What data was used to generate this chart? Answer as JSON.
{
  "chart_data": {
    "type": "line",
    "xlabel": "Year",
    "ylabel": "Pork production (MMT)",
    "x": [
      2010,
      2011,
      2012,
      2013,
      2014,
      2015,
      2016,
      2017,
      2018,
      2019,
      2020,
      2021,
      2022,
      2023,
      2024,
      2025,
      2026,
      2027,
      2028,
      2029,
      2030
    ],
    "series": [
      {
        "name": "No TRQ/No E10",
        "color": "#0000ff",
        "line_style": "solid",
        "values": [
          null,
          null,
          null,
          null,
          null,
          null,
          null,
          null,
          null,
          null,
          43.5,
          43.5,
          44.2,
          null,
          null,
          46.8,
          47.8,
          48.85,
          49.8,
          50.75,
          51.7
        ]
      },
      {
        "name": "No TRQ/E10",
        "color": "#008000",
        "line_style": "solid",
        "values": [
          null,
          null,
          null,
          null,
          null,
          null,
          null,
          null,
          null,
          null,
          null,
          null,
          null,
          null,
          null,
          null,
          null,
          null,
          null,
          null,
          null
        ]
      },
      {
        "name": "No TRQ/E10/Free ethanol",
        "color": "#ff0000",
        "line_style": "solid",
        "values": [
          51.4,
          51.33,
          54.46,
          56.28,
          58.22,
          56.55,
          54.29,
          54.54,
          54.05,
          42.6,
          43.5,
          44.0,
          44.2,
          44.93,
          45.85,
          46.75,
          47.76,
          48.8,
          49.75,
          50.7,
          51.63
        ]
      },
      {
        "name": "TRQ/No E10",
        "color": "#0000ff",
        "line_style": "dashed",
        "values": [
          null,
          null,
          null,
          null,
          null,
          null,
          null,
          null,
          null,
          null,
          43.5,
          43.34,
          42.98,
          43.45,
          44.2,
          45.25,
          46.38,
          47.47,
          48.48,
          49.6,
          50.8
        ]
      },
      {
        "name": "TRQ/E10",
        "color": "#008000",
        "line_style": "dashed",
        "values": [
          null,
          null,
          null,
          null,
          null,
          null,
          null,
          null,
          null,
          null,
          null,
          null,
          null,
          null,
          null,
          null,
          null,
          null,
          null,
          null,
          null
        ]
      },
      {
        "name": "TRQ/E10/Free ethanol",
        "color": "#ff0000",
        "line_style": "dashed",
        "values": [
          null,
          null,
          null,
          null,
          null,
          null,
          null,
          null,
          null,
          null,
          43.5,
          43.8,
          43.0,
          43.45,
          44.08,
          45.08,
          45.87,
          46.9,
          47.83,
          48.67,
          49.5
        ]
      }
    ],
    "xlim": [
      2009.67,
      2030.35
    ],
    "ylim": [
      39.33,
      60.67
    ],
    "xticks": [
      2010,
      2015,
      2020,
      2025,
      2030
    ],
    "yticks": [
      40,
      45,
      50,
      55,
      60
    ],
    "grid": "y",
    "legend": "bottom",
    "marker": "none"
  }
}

++++++++++++++++++++

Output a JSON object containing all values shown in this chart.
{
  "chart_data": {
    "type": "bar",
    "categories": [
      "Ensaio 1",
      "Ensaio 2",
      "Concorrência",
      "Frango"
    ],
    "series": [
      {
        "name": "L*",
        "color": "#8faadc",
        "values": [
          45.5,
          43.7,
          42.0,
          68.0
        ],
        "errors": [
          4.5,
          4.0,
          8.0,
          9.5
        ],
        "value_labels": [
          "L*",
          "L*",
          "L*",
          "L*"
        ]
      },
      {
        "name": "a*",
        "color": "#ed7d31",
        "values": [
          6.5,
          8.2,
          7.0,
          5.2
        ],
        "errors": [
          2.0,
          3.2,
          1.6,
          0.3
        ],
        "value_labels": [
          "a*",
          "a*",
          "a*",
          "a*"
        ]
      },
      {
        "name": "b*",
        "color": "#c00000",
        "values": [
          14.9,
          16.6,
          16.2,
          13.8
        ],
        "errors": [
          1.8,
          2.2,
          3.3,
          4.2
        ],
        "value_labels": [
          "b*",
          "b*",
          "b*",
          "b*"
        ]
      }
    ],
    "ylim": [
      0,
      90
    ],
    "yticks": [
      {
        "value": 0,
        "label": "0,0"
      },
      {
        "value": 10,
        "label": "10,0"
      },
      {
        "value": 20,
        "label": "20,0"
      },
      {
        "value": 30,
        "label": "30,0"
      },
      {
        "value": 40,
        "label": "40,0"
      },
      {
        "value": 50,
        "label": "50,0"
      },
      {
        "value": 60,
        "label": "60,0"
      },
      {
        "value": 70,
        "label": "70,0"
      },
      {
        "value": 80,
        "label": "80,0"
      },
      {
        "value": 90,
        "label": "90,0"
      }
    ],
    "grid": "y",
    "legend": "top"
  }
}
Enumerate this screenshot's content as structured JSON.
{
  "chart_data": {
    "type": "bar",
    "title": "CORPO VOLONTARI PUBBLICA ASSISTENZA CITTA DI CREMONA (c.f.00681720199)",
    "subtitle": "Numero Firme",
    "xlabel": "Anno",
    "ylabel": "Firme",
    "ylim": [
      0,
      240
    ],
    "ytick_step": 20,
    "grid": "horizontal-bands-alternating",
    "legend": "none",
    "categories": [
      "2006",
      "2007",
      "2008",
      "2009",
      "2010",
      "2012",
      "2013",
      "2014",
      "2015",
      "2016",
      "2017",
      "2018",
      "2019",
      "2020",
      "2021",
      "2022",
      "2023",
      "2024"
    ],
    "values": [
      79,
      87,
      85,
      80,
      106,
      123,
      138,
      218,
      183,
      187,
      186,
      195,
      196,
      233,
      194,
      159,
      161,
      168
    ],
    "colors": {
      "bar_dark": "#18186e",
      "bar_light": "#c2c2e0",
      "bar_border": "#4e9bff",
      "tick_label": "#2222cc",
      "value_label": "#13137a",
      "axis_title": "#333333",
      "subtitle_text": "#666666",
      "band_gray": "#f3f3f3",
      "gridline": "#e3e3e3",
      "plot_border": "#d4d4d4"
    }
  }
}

++++++++++++++++++++

• [AIM]:
Find all lines where the word "ethanol" appears. Copy them.

• [COMPLETED TASK]:
        "name": "No TRQ/E10/Free ethanol",
        "name": "TRQ/E10/Free ethanol",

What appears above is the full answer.